### Records for this task

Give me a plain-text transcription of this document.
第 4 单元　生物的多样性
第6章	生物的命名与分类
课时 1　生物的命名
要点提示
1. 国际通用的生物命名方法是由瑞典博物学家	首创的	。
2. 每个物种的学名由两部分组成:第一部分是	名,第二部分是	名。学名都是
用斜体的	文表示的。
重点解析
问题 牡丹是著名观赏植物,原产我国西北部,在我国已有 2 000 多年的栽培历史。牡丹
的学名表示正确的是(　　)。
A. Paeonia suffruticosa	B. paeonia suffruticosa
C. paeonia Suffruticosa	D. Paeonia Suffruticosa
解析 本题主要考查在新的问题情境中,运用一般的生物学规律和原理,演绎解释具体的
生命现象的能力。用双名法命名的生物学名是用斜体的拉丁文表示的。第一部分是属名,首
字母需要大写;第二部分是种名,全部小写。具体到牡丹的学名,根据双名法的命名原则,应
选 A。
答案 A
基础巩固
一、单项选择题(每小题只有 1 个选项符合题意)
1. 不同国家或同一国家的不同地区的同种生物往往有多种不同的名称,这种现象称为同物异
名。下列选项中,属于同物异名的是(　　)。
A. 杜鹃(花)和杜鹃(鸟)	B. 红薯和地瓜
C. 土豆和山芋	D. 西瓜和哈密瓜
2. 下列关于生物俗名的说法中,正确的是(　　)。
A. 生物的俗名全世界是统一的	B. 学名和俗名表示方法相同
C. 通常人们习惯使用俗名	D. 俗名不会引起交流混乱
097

######

(What you should do):
State how many lines of the records above contain the word "paeonia", and give only that number.

(Written solution):
2